## Instructions for the task
Copy every line that holds "TradingView".

## Records about charts and figures
-------
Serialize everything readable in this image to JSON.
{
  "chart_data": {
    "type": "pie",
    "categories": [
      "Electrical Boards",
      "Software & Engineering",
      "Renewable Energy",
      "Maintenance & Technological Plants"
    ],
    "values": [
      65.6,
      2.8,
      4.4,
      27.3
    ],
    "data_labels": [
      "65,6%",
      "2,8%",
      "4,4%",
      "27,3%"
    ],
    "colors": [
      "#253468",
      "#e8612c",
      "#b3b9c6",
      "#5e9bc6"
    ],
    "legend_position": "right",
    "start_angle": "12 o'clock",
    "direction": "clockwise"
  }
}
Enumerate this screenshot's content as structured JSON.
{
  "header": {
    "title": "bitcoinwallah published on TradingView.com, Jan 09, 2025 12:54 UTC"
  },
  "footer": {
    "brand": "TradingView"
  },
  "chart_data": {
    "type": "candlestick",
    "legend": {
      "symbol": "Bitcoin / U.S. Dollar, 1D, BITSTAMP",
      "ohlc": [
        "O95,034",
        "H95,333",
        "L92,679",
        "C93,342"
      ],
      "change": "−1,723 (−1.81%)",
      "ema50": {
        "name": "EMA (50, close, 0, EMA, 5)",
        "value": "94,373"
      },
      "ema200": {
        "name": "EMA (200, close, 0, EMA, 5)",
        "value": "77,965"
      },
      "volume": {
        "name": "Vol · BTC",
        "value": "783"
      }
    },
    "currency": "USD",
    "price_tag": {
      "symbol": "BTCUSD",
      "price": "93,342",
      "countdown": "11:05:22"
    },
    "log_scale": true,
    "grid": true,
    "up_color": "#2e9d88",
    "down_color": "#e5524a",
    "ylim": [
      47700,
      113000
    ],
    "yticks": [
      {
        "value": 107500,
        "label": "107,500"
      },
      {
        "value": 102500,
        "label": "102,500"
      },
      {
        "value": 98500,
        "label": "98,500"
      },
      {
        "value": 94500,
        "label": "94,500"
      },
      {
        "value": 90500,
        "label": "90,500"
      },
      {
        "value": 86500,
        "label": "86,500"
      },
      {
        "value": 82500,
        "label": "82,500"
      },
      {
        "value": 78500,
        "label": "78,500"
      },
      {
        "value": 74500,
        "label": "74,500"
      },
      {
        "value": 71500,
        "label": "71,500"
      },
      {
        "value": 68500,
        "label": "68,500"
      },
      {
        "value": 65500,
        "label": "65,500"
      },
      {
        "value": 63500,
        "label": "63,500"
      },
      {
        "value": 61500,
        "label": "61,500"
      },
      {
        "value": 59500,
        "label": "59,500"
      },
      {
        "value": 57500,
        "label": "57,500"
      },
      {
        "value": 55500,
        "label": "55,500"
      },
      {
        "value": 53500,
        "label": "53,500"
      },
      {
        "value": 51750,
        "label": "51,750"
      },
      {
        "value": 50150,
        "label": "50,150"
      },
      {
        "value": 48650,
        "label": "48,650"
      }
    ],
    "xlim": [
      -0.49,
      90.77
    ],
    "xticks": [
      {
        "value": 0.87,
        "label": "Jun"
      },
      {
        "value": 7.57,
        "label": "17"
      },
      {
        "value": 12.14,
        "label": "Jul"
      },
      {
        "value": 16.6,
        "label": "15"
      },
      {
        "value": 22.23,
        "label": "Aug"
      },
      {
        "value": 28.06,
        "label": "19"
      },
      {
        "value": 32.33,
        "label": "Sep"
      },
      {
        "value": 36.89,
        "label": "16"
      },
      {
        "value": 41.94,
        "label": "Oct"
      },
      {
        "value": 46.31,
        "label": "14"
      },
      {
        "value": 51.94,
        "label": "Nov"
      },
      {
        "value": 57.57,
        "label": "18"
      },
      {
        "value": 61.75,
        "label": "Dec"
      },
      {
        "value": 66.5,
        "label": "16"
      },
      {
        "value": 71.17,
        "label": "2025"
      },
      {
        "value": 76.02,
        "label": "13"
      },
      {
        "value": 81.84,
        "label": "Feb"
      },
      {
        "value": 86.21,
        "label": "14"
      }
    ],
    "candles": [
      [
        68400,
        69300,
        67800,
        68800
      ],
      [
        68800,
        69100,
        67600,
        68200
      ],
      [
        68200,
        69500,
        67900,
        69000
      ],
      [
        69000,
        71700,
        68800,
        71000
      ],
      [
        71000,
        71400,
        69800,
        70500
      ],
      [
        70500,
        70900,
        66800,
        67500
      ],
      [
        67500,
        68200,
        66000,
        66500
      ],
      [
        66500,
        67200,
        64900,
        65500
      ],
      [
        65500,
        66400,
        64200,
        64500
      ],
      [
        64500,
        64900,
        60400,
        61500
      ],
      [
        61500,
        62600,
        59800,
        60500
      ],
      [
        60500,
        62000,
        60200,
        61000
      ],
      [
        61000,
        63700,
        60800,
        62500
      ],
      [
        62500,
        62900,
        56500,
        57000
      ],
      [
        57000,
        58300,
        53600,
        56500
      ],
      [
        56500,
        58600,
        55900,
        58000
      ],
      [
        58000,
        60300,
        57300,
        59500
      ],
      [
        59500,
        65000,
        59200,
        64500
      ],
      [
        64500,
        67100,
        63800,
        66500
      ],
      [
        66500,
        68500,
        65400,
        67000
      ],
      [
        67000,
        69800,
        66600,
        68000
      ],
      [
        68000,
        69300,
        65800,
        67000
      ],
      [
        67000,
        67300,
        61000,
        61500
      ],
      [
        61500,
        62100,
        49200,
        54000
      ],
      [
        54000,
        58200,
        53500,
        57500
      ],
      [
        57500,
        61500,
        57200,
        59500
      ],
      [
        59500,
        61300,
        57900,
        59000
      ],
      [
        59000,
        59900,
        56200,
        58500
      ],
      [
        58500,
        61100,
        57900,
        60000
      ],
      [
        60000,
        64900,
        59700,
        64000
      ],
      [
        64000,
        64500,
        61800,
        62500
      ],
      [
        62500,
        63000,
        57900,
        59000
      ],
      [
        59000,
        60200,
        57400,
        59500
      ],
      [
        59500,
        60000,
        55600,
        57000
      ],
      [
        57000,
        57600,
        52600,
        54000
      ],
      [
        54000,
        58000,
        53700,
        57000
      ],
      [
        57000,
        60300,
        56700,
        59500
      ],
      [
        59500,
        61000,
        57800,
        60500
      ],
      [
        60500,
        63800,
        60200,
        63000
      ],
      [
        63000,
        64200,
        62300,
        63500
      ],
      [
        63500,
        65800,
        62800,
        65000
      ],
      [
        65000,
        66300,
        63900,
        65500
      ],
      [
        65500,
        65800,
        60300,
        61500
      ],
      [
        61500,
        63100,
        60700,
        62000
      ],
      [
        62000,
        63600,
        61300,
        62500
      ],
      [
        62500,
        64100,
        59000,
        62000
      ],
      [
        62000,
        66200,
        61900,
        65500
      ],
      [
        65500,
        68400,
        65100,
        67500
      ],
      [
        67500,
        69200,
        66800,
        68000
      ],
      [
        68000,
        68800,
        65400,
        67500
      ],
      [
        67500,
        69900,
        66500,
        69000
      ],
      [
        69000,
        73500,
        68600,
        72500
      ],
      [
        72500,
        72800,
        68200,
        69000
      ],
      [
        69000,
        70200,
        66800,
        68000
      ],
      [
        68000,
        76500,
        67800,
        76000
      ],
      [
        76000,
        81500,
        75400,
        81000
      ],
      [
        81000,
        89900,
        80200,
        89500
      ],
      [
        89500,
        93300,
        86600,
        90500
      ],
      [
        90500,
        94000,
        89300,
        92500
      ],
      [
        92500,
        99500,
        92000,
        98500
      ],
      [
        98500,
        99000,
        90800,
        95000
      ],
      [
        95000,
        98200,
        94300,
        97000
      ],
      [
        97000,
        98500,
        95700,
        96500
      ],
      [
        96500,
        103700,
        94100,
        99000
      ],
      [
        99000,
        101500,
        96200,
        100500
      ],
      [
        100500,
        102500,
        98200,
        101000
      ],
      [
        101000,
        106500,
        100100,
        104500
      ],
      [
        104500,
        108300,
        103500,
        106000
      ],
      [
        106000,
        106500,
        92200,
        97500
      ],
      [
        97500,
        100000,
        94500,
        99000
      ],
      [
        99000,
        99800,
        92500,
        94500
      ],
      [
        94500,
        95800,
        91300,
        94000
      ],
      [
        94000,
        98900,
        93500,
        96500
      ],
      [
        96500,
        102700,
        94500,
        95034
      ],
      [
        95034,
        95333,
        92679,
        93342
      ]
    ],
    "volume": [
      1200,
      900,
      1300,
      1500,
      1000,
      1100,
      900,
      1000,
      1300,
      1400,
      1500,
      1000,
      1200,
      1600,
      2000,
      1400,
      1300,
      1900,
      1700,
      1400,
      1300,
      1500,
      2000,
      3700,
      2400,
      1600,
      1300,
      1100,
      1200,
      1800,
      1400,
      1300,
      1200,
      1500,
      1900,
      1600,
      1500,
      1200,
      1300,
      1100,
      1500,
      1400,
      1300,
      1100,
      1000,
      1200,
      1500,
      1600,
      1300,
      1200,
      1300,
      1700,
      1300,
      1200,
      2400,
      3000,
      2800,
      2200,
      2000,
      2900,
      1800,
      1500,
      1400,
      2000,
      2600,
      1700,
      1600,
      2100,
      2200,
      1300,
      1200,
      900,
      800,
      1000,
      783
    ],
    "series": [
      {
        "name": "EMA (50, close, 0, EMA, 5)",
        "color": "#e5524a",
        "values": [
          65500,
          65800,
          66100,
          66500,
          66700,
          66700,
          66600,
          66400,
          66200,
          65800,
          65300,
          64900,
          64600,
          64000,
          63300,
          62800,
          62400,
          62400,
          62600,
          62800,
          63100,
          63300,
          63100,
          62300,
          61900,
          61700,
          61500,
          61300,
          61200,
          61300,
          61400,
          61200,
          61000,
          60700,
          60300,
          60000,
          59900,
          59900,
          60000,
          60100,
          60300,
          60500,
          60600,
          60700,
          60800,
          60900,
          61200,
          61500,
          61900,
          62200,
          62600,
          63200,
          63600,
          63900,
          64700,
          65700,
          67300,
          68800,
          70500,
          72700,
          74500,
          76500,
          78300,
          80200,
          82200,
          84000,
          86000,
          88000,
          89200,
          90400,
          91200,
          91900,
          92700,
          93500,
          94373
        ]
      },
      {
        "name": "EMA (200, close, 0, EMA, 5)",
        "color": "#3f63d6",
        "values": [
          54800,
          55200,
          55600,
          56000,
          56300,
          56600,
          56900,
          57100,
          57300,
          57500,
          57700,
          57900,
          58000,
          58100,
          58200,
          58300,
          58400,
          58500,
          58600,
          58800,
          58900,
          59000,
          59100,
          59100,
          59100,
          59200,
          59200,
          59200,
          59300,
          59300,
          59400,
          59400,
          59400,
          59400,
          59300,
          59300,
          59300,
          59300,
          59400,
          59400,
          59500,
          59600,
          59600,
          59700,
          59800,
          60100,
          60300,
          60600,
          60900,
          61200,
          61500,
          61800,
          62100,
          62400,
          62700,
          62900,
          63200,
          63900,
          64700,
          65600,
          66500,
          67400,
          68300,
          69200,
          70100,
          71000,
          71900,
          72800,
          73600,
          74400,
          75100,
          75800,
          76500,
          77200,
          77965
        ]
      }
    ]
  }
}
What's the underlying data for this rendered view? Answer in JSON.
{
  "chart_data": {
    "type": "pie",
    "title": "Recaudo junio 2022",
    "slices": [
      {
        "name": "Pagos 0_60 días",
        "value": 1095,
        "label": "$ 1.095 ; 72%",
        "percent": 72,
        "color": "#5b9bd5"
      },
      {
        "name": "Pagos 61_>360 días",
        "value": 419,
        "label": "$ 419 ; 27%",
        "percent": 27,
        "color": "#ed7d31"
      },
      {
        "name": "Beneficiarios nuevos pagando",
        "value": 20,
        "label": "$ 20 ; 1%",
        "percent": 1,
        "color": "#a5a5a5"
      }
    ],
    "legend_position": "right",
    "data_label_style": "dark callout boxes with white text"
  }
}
-------
## Exercise output
    "title": "bitcoinwallah published on TradingView.com, Jan 09, 2025 12:54 UTC"
    "brand": "TradingView"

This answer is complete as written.